Stored data:
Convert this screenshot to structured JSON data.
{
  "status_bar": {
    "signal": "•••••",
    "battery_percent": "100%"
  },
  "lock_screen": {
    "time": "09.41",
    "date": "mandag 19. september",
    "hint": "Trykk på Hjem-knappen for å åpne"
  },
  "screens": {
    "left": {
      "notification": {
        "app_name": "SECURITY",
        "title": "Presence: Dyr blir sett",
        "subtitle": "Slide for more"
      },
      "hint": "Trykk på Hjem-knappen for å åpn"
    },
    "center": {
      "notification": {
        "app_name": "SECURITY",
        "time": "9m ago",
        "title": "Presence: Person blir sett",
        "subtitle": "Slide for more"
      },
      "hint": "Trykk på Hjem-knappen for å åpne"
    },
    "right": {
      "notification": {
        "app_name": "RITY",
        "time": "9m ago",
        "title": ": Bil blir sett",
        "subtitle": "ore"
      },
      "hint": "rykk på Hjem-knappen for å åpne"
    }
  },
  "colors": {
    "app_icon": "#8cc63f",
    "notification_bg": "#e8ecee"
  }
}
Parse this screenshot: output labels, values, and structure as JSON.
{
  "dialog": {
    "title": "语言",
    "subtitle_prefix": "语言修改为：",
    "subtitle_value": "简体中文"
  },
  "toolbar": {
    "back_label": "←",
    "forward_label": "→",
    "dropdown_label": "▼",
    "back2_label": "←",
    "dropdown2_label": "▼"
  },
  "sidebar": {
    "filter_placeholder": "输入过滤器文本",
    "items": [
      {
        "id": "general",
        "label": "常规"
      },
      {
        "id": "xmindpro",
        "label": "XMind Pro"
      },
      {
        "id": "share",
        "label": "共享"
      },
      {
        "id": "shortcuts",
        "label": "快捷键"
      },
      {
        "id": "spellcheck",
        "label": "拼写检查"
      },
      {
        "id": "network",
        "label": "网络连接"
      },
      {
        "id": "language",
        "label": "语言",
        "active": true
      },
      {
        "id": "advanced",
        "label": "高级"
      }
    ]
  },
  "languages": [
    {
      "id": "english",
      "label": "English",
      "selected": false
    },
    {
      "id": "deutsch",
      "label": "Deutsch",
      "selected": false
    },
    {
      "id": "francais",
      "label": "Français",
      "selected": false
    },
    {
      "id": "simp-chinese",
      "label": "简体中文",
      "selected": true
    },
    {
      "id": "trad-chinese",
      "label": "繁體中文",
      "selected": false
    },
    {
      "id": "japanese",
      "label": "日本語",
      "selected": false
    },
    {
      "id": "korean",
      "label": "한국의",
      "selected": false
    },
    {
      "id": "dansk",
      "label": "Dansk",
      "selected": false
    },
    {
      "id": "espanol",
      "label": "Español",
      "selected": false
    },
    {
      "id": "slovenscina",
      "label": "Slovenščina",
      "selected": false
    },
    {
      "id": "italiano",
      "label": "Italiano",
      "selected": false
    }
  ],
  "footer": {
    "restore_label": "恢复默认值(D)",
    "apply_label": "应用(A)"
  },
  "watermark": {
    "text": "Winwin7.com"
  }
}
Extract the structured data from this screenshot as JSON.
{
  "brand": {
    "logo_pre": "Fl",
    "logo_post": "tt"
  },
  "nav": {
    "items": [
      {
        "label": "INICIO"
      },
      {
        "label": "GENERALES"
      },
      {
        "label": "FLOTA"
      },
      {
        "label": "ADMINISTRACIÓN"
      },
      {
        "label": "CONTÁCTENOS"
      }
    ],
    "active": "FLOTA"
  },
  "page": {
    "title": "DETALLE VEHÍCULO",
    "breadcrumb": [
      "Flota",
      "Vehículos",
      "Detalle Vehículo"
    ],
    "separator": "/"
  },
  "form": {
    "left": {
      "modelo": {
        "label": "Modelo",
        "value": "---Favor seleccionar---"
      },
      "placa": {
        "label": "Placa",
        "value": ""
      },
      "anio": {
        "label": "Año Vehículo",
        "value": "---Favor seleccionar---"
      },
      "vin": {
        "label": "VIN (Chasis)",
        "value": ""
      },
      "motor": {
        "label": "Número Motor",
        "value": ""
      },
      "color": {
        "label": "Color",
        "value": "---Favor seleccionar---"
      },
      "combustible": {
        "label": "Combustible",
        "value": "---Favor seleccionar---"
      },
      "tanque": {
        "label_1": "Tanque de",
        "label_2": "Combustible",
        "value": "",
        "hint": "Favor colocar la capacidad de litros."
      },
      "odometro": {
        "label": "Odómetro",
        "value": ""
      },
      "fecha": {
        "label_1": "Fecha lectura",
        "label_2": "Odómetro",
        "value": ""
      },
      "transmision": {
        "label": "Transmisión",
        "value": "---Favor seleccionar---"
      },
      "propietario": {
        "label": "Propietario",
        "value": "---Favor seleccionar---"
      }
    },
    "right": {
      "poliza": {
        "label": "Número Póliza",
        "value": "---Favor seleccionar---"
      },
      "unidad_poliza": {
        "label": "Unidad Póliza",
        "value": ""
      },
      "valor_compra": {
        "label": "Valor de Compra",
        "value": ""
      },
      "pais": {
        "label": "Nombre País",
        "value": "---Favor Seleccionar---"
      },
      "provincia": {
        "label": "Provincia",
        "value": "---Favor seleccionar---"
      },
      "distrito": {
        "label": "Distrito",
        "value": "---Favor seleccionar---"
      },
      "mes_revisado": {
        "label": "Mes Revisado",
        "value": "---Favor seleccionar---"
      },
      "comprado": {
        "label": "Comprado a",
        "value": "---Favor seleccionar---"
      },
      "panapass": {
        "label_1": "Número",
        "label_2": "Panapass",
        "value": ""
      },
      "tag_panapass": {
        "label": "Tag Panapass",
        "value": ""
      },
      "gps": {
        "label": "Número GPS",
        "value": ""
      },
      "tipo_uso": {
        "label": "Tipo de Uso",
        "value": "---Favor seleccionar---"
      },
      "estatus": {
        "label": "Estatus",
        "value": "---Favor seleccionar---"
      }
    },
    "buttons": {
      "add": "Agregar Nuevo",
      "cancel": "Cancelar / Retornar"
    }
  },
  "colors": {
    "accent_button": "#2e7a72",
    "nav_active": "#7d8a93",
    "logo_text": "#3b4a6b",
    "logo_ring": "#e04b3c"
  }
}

## EXERCISE OBJECTIVE
The lines above should be duplicated exactly.

## REPLY TO THE TASK
Convert this screenshot to structured JSON data.
{
  "status_bar": {
    "signal": "•••••",
    "battery_percent": "100%"
  },
  "lock_screen": {
    "time": "09.41",
    "date": "mandag 19. september",
    "hint": "Trykk på Hjem-knappen for å åpne"
  },
  "screens": {
    "left": {
      "notification": {
        "app_name": "SECURITY",
        "title": "Presence: Dyr blir sett",
        "subtitle": "Slide for more"
      },
      "hint": "Trykk på Hjem-knappen for å åpn"
    },
    "center": {
      "notification": {
        "app_name": "SECURITY",
        "time": "9m ago",
        "title": "Presence: Person blir sett",
        "subtitle": "Slide for more"
      },
      "hint": "Trykk på Hjem-knappen for å åpne"
    },
    "right": {
      "notification": {
        "app_name": "RITY",
        "time": "9m ago",
        "title": ": Bil blir sett",
        "subtitle": "ore"
      },
      "hint": "rykk på Hjem-knappen for å åpne"
    }
  },
  "colors": {
    "app_icon": "#8cc63f",
    "notification_bg": "#e8ecee"
  }
}
Parse this screenshot: output labels, values, and structure as JSON.
{
  "dialog": {
    "title": "语言",
    "subtitle_prefix": "语言修改为：",
    "subtitle_value": "简体中文"
  },
  "toolbar": {
    "back_label": "←",
    "forward_label": "→",
    "dropdown_label": "▼",
    "back2_label": "←",
    "dropdown2_label": "▼"
  },
  "sidebar": {
    "filter_placeholder": "输入过滤器文本",
    "items": [
      {
        "id": "general",
        "label": "常规"
      },
      {
        "id": "xmindpro",
        "label": "XMind Pro"
      },
      {
        "id": "share",
        "label": "共享"
      },
      {
        "id": "shortcuts",
        "label": "快捷键"
      },
      {
        "id": "spellcheck",
        "label": "拼写检查"
      },
      {
        "id": "network",
        "label": "网络连接"
      },
      {
        "id": "language",
        "label": "语言",
        "active": true
      },
      {
        "id": "advanced",
        "label": "高级"
      }
    ]
  },
  "languages": [
    {
      "id": "english",
      "label": "English",
      "selected": false
    },
    {
      "id": "deutsch",
      "label": "Deutsch",
      "selected": false
    },
    {
      "id": "francais",
      "label": "Français",
      "selected": false
    },
    {
      "id": "simp-chinese",
      "label": "简体中文",
      "selected": true
    },
    {
      "id": "trad-chinese",
      "label": "繁體中文",
      "selected": false
    },
    {
      "id": "japanese",
      "label": "日本語",
      "selected": false
    },
    {
      "id": "korean",
      "label": "한국의",
      "selected": false
    },
    {
      "id": "dansk",
      "label": "Dansk",
      "selected": false
    },
    {
      "id": "espanol",
      "label": "Español",
      "selected": false
    },
    {
      "id": "slovenscina",
      "label": "Slovenščina",
      "selected": false
    },
    {
      "id": "italiano",
      "label": "Italiano",
      "selected": false
    }
  ],
  "footer": {
    "restore_label": "恢复默认值(D)",
    "apply_label": "应用(A)"
  },
  "watermark": {
    "text": "Winwin7.com"
  }
}
Extract the structured data from this screenshot as JSON.
{
  "brand": {
    "logo_pre": "Fl",
    "logo_post": "tt"
  },
  "nav": {
    "items": [
      {
        "label": "INICIO"
      },
      {
        "label": "GENERALES"
      },
      {
        "label": "FLOTA"
      },
      {
        "label": "ADMINISTRACIÓN"
      },
      {
        "label": "CONTÁCTENOS"
      }
    ],
    "active": "FLOTA"
  },
  "page": {
    "title": "DETALLE VEHÍCULO",
    "breadcrumb": [
      "Flota",
      "Vehículos",
      "Detalle Vehículo"
    ],
    "separator": "/"
  },
  "form": {
    "left": {
      "modelo": {
        "label": "Modelo",
        "value": "---Favor seleccionar---"
      },
      "placa": {
        "label": "Placa",
        "value": ""
      },
      "anio": {
        "label": "Año Vehículo",
        "value": "---Favor seleccionar---"
      },
      "vin": {
        "label": "VIN (Chasis)",
        "value": ""
      },
      "motor": {
        "label": "Número Motor",
        "value": ""
      },
      "color": {
        "label": "Color",
        "value": "---Favor seleccionar---"
      },
      "combustible": {
        "label": "Combustible",
        "value": "---Favor seleccionar---"
      },
      "tanque": {
        "label_1": "Tanque de",
        "label_2": "Combustible",
        "value": "",
        "hint": "Favor colocar la capacidad de litros."
      },
      "odometro": {
        "label": "Odómetro",
        "value": ""
      },
      "fecha": {
        "label_1": "Fecha lectura",
        "label_2": "Odómetro",
        "value": ""
      },
      "transmision": {
        "label": "Transmisión",
        "value": "---Favor seleccionar---"
      },
      "propietario": {
        "label": "Propietario",
        "value": "---Favor seleccionar---"
      }
    },
    "right": {
      "poliza": {
        "label": "Número Póliza",
        "value": "---Favor seleccionar---"
      },
      "unidad_poliza": {
        "label": "Unidad Póliza",
        "value": ""
      },
      "valor_compra": {
        "label": "Valor de Compra",
        "value": ""
      },
      "pais": {
        "label": "Nombre País",
        "value": "---Favor Seleccionar---"
      },
      "provincia": {
        "label": "Provincia",
        "value": "---Favor seleccionar---"
      },
      "distrito": {
        "label": "Distrito",
        "value": "---Favor seleccionar---"
      },
      "mes_revisado": {
        "label": "Mes Revisado",
        "value": "---Favor seleccionar---"
      },
      "comprado": {
        "label": "Comprado a",
        "value": "---Favor seleccionar---"
      },
      "panapass": {
        "label_1": "Número",
        "label_2": "Panapass",
        "value": ""
      },
      "tag_panapass": {
        "label": "Tag Panapass",
        "value": ""
      },
      "gps": {
        "label": "Número GPS",
        "value": ""
      },
      "tipo_uso": {
        "label": "Tipo de Uso",
        "value": "---Favor seleccionar---"
      },
      "estatus": {
        "label": "Estatus",
        "value": "---Favor seleccionar---"
      }
    },
    "buttons": {
      "add": "Agregar Nuevo",
      "cancel": "Cancelar / Retornar"
    }
  },
  "colors": {
    "accent_button": "#2e7a72",
    "nav_active": "#7d8a93",
    "logo_text": "#3b4a6b",
    "logo_ring": "#e04b3c"
  }
}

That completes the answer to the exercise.